> [TASK GOAL]: Read the material below and count the lines holding the string "length". Give that count with nothing added.

> [Dataset items]:
[BEGIN]

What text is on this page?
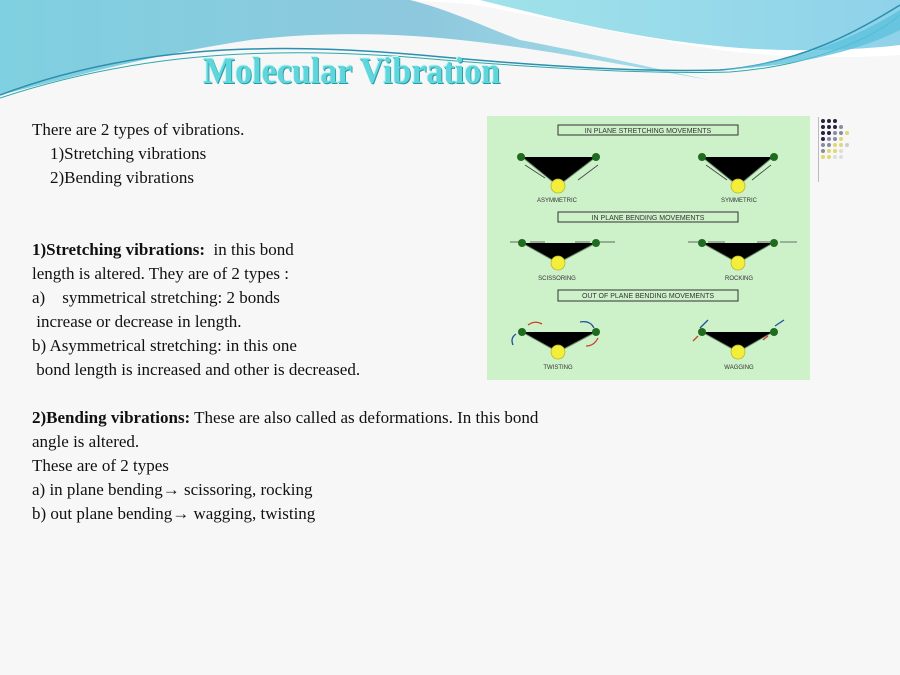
Molecular Vibration
There are 2 types of vibrations.
1)Stretching vibrations
2)Bending vibrations
1)Stretching vibrations:  in this bond
length is altered. They are of 2 types :
a)    symmetrical stretching: 2 bonds
increase or decrease in length.
b) Asymmetrical stretching: in this one
bond length is increased and other is decreased.
2)Bending vibrations: These are also called as deformations. In this bond
angle is altered.
These are of 2 types
a) in plane bending→ scissoring, rocking
b) out plane bending→ wagging, twisting
IN PLANE STRETCHING MOVEMENTS
IN PLANE BENDING MOVEMENTS
OUT OF PLANE BENDING MOVEMENTS
ASYMMETRIC	SYMMETRIC
SCISSORING	ROCKING
TWISTING	WAGGING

[END]

> [ANSWER BELOW]: 3